Directions for this task
Your task is to reproduce the material exactly.
>> BEGIN Input records
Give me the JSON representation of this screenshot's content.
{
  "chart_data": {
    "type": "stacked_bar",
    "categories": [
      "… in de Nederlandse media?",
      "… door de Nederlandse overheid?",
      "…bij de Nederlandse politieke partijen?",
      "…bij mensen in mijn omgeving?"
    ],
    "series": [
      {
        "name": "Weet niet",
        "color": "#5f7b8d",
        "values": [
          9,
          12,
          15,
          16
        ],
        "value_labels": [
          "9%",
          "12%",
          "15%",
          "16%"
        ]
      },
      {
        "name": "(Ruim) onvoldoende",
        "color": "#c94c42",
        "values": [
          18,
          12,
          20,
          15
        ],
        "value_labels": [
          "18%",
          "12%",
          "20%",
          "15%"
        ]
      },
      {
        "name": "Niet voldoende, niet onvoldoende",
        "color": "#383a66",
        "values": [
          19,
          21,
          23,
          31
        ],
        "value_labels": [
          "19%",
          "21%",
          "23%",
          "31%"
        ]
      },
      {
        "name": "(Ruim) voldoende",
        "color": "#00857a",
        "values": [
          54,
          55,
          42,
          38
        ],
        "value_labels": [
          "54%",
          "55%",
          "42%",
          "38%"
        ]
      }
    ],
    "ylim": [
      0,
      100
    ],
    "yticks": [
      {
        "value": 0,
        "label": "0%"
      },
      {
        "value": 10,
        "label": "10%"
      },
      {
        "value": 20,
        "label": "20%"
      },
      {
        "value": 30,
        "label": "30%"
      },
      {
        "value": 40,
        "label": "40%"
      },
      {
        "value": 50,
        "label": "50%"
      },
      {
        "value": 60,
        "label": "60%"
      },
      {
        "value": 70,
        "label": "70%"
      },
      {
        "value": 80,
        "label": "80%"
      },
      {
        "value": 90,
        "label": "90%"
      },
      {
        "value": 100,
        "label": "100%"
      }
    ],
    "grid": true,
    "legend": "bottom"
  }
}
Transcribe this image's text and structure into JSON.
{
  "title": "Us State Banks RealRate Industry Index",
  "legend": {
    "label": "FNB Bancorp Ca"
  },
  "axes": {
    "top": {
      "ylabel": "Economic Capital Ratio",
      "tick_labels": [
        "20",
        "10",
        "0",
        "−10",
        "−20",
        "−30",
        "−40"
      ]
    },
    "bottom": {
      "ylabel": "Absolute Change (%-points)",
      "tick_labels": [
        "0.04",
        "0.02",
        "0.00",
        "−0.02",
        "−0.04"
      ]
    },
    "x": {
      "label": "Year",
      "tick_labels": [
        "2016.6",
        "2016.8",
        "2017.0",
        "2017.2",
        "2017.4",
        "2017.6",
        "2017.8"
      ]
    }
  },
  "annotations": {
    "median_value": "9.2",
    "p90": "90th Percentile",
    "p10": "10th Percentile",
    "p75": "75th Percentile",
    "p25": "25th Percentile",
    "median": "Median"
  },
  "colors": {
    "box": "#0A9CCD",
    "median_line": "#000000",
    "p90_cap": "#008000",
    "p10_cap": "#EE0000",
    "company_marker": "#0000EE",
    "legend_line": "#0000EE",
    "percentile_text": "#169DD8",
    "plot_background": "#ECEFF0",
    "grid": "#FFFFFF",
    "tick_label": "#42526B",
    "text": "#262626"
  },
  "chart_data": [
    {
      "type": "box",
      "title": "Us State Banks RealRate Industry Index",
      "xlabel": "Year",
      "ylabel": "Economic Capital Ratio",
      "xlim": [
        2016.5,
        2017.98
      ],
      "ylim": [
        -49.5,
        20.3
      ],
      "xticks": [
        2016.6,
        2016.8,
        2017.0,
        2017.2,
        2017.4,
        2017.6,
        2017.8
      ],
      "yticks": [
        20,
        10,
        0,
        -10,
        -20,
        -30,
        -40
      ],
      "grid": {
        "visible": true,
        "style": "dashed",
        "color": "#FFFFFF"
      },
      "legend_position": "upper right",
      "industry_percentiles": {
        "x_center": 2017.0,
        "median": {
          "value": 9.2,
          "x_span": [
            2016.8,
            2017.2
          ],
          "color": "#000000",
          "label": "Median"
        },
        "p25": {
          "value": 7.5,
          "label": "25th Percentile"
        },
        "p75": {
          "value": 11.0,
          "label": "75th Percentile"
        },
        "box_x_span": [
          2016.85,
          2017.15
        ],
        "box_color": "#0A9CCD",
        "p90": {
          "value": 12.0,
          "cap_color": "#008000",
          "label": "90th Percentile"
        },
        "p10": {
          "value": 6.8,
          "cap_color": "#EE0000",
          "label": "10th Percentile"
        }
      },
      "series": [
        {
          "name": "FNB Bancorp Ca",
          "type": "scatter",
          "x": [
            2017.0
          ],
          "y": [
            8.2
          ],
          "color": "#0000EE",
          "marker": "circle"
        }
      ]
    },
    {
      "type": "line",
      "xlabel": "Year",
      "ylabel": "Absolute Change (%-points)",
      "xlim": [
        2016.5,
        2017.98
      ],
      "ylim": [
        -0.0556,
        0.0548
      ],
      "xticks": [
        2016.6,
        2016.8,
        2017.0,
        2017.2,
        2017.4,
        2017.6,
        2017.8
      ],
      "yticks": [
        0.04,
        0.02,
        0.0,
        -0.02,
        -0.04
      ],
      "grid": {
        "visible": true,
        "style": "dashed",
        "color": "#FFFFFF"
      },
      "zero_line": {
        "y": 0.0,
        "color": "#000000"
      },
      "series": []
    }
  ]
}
>> END Input records
Expected output
Give me the JSON representation of this screenshot's content.
{
  "chart_data": {
    "type": "stacked_bar",
    "categories": [
      "… in de Nederlandse media?",
      "… door de Nederlandse overheid?",
      "…bij de Nederlandse politieke partijen?",
      "…bij mensen in mijn omgeving?"
    ],
    "series": [
      {
        "name": "Weet niet",
        "color": "#5f7b8d",
        "values": [
          9,
          12,
          15,
          16
        ],
        "value_labels": [
          "9%",
          "12%",
          "15%",
          "16%"
        ]
      },
      {
        "name": "(Ruim) onvoldoende",
        "color": "#c94c42",
        "values": [
          18,
          12,
          20,
          15
        ],
        "value_labels": [
          "18%",
          "12%",
          "20%",
          "15%"
        ]
      },
      {
        "name": "Niet voldoende, niet onvoldoende",
        "color": "#383a66",
        "values": [
          19,
          21,
          23,
          31
        ],
        "value_labels": [
          "19%",
          "21%",
          "23%",
          "31%"
        ]
      },
      {
        "name": "(Ruim) voldoende",
        "color": "#00857a",
        "values": [
          54,
          55,
          42,
          38
        ],
        "value_labels": [
          "54%",
          "55%",
          "42%",
          "38%"
        ]
      }
    ],
    "ylim": [
      0,
      100
    ],
    "yticks": [
      {
        "value": 0,
        "label": "0%"
      },
      {
        "value": 10,
        "label": "10%"
      },
      {
        "value": 20,
        "label": "20%"
      },
      {
        "value": 30,
        "label": "30%"
      },
      {
        "value": 40,
        "label": "40%"
      },
      {
        "value": 50,
        "label": "50%"
      },
      {
        "value": 60,
        "label": "60%"
      },
      {
        "value": 70,
        "label": "70%"
      },
      {
        "value": 80,
        "label": "80%"
      },
      {
        "value": 90,
        "label": "90%"
      },
      {
        "value": 100,
        "label": "100%"
      }
    ],
    "grid": true,
    "legend": "bottom"
  }
}
Transcribe this image's text and structure into JSON.
{
  "title": "Us State Banks RealRate Industry Index",
  "legend": {
    "label": "FNB Bancorp Ca"
  },
  "axes": {
    "top": {
      "ylabel": "Economic Capital Ratio",
      "tick_labels": [
        "20",
        "10",
        "0",
        "−10",
        "−20",
        "−30",
        "−40"
      ]
    },
    "bottom": {
      "ylabel": "Absolute Change (%-points)",
      "tick_labels": [
        "0.04",
        "0.02",
        "0.00",
        "−0.02",
        "−0.04"
      ]
    },
    "x": {
      "label": "Year",
      "tick_labels": [
        "2016.6",
        "2016.8",
        "2017.0",
        "2017.2",
        "2017.4",
        "2017.6",
        "2017.8"
      ]
    }
  },
  "annotations": {
    "median_value": "9.2",
    "p90": "90th Percentile",
    "p10": "10th Percentile",
    "p75": "75th Percentile",
    "p25": "25th Percentile",
    "median": "Median"
  },
  "colors": {
    "box": "#0A9CCD",
    "median_line": "#000000",
    "p90_cap": "#008000",
    "p10_cap": "#EE0000",
    "company_marker": "#0000EE",
    "legend_line": "#0000EE",
    "percentile_text": "#169DD8",
    "plot_background": "#ECEFF0",
    "grid": "#FFFFFF",
    "tick_label": "#42526B",
    "text": "#262626"
  },
  "chart_data": [
    {
      "type": "box",
      "title": "Us State Banks RealRate Industry Index",
      "xlabel": "Year",
      "ylabel": "Economic Capital Ratio",
      "xlim": [
        2016.5,
        2017.98
      ],
      "ylim": [
        -49.5,
        20.3
      ],
      "xticks": [
        2016.6,
        2016.8,
        2017.0,
        2017.2,
        2017.4,
        2017.6,
        2017.8
      ],
      "yticks": [
        20,
        10,
        0,
        -10,
        -20,
        -30,
        -40
      ],
      "grid": {
        "visible": true,
        "style": "dashed",
        "color": "#FFFFFF"
      },
      "legend_position": "upper right",
      "industry_percentiles": {
        "x_center": 2017.0,
        "median": {
          "value": 9.2,
          "x_span": [
            2016.8,
            2017.2
          ],
          "color": "#000000",
          "label": "Median"
        },
        "p25": {
          "value": 7.5,
          "label": "25th Percentile"
        },
        "p75": {
          "value": 11.0,
          "label": "75th Percentile"
        },
        "box_x_span": [
          2016.85,
          2017.15
        ],
        "box_color": "#0A9CCD",
        "p90": {
          "value": 12.0,
          "cap_color": "#008000",
          "label": "90th Percentile"
        },
        "p10": {
          "value": 6.8,
          "cap_color": "#EE0000",
          "label": "10th Percentile"
        }
      },
      "series": [
        {
          "name": "FNB Bancorp Ca",
          "type": "scatter",
          "x": [
            2017.0
          ],
          "y": [
            8.2
          ],
          "color": "#0000EE",
          "marker": "circle"
        }
      ]
    },
    {
      "type": "line",
      "xlabel": "Year",
      "ylabel": "Absolute Change (%-points)",
      "xlim": [
        2016.5,
        2017.98
      ],
      "ylim": [
        -0.0556,
        0.0548
      ],
      "xticks": [
        2016.6,
        2016.8,
        2017.0,
        2017.2,
        2017.4,
        2017.6,
        2017.8
      ],
      "yticks": [
        0.04,
        0.02,
        0.0,
        -0.02,
        -0.04
      ],
      "grid": {
        "visible": true,
        "style": "dashed",
        "color": "#FFFFFF"
      },
      "zero_line": {
        "y": 0.0,
        "color": "#000000"
      },
      "series": []
    }
  ]
}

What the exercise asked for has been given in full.